-- Vos tâches --
(a) Dans l'extrait sur le transfert en Espagne, dans quelle langue était l'interprète présent à l'entretien du 28 mars 2018 ?
(b) Écrivez la suite de l'extrait sur le transfert en Espagne, en commençant juste après sa dernière phrase.

4. Il ressort des pièces du dossier que Mme A... s'est présentée pour la première fois à la préfecture du Val-de-Marne le 28 mars 2018 afin de solliciter son admission au séjour au titre de l'asile, que ses empreintes ont été relevées pour être comparées sur le fichier Eurodac et qu'une attestation de demandeur d'asile lui a été remise. Le 4 avril 2018, après consultation du fichier Eurodac, le préfet a demandé aux autorités espagnoles si elles acceptaient de prendre en charge la demande d'asile de Mme A.... Suite à une décision explicite d'acceptation de prise de charge des autorités espagnoles en date du 3 mai 2018, le préfet du Val-de-Marne a ordonné le transfert de Mme A... en Espagne par l'arrêté contesté du 18 mai 2018.

5. Il ressort du compte-rendu de l'entretien du 28 mars 2018 que Mme A...a été entendue par un agent de la préfecture du Val-de-Marne avec l'assistance d'un interprète en langue dioula. L'arrêté contesté du 18 mai 2018 a été notifié à l'intéressée par l'intermédiaire d'un interprète en langue bambara. Les brochures d'information A et B, contenant les informations prévues à l'article 4 du règlement n° 604/2013 précité, ont pourtant été remises à Mme A...en français, à raison, selon les mentions portées sur le compte rendu de l'entretien, de leur indisponibilité en dioula. Il ne ressort toutefois nullement des pièces du dossier que ces brochures ont été traduites dans une langue que l'intéressée comprend, ni davantage, compte tenu de ce qui vient d'être dit, qu'il pouvait raisonnablement être supposé que l'intéressée comprenait le français. Par suite, nonobstant la circonstance que Mme A... ait signé les brochures, le préfet du Val-de-Marne ne démontre pas que les informations prévues à l'article 4 précité du règlement (UE) n° 604/2013 lui aient été remises dans une langue qu'elle comprend ou dont on peut raisonnablement penser qu'elle la comprend. Dès lors que ce manquement a privé l'intéressée d'une garantie de procédure, Mme A...est fondée à soutenir que l'arrêté contesté du 18 mai 2018 est entaché d'illégalité.

-- Données fournies --
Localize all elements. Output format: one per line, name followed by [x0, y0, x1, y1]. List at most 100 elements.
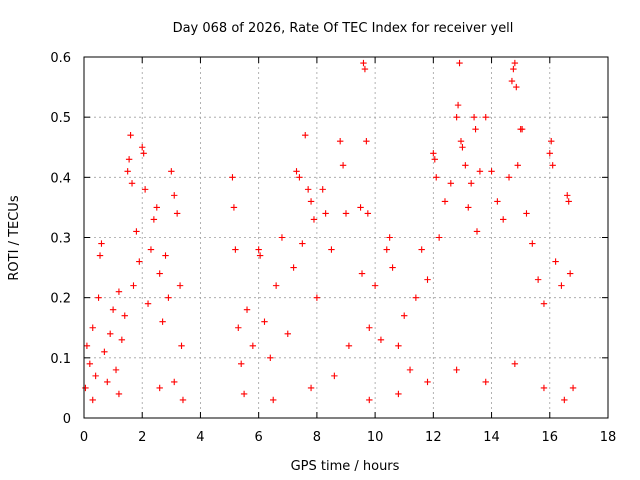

-- Réponses --
(a) En dioula.

(b)
6. Il résulte de tout ce qui précède, et sans qu'il soit besoin d'examiner les autres moyens de la requête, que Mme A... est fondée à soutenir que c'est à tort que, par le jugement attaqué, le magistrat désigné par le président du Tribunal administratif de Melun a rejeté sa demande.

Sur les conclusions à fin d'injonction :

7. Aux termes de l'article L. 742-6 du code de l'entrée et du séjour des étrangers et du droit d'asile : " Si la décision de transfert est annulée, il est immédiatement mis fin aux mesures de surveillance prévues au livre V. L'autorité administrative statue à nouveau sur le cas de l'intéressé ".

8. Eu égard au motif d'annulation retenu, le présent arrêt implique seulement le réexamen de la demande présentée par MmeA.... Il y a lieu d'enjoindre au préfet du Val-de-Marne de statuer à nouveau sur la situation de l'intéressée dans un délai d'un mois à compter de la notification du présent arrêt et de lui délivrer, dans cette attente, une autorisation provisoire de séjour. Il n'y a pas lieu d'assortir cette injonction d'une astreinte.

Sur les conclusions présentées sur le fondement des dispositions de l'article L. 761-1 du code de justice administrative et de l'article 37 de la loi du 10 juillet 1991 :

9. Mme A... a obtenu le bénéfice de l'aide juridictionnelle totale. Par suite, son avocat peut se prévaloir des dispositions de l'article L. 761-1 du code de justice administrative et du deuxième alinéa de l'article 37 de la loi du 10 juillet 1991. Il y a lieu, dans les circonstances de l'espèce, et sous réserve que Me Ralitera, avocate de Mme A..., renonce à percevoir la somme correspondant à la part contributive de l'État, de mettre à la charge de l'Etat le versement à Me Ralitera de la somme de 1 500 euros.

DÉCIDE :

Article 1er : Il n'y a pas lieu de statuer sur la demande d'aide juridictionnelle provisoire.

Article 2 : Le jugement n° 1805464 du 12 juillet 2018 du magistrat désigné par le président du Tribunal administratif de Melun et l'arrêté en date du 18 mai 2018 du préfet du Val-de-Marne sont annulés.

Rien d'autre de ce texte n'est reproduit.